Filter the records below, keeping each line that contains the string "chart", and copy those lines.
[START Extracted data]
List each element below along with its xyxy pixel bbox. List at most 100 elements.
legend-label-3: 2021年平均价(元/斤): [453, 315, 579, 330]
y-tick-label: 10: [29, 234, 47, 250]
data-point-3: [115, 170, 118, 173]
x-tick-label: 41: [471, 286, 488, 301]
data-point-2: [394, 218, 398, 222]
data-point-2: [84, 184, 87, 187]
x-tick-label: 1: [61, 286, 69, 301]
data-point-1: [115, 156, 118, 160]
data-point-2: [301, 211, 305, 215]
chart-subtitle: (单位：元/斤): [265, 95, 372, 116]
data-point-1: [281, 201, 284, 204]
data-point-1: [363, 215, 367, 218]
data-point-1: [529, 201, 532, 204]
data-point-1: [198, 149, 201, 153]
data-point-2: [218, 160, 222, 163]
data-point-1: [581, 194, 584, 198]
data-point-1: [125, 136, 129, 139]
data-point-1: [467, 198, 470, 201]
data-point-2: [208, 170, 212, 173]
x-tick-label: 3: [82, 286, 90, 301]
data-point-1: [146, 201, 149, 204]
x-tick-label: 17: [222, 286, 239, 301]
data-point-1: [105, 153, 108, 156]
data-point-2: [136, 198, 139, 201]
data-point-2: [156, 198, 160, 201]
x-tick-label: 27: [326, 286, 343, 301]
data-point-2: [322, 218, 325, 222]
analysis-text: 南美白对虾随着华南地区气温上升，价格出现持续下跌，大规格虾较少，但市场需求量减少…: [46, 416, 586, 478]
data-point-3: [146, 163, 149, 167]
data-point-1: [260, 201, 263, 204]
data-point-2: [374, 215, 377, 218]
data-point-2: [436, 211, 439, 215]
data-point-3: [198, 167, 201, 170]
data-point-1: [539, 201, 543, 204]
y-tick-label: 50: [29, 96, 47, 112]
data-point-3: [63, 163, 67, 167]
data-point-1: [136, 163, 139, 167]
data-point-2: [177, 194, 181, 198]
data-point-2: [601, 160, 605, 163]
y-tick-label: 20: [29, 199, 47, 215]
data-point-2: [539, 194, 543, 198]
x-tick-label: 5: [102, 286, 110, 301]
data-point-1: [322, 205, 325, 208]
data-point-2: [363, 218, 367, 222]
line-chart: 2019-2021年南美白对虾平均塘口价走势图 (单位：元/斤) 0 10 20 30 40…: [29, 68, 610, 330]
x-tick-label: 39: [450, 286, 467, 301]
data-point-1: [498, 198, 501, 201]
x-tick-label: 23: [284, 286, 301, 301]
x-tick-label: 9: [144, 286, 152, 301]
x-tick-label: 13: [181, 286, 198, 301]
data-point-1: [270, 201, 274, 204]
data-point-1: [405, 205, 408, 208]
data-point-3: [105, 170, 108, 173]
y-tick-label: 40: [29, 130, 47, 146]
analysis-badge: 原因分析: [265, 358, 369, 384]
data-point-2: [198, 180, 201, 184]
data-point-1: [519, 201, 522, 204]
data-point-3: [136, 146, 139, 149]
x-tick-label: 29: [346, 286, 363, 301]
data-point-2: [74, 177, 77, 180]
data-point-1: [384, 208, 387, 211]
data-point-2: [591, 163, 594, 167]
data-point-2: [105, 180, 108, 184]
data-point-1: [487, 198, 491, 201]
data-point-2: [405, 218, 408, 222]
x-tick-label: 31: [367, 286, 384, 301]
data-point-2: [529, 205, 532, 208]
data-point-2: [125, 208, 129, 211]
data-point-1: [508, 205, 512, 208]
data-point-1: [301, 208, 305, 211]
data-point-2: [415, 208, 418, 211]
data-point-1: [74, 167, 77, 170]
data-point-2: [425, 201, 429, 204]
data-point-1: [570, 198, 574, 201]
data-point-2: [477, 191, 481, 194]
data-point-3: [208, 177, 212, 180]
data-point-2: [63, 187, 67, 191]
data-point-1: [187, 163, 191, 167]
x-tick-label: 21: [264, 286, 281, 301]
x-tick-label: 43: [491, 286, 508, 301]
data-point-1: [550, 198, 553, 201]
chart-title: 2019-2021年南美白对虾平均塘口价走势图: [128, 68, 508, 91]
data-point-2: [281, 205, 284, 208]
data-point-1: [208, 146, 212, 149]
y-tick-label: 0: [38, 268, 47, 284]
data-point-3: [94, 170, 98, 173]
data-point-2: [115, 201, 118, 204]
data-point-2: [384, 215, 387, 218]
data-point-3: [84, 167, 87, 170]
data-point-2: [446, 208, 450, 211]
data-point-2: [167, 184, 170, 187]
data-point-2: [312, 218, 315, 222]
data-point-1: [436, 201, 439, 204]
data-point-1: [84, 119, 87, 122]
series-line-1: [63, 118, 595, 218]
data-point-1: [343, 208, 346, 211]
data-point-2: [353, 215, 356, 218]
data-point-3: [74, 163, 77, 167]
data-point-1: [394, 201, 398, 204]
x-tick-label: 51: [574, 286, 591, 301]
[END Extracted data]
## Written reply
chart-subtitle: (单位：元/斤): [265, 95, 372, 116]
line-chart: 2019-2021年南美白对虾平均塘口价走势图 (单位：元/斤) 0 10 20 30 40…: [29, 68, 610, 330]
chart-title: 2019-2021年南美白对虾平均塘口价走势图: [128, 68, 508, 91]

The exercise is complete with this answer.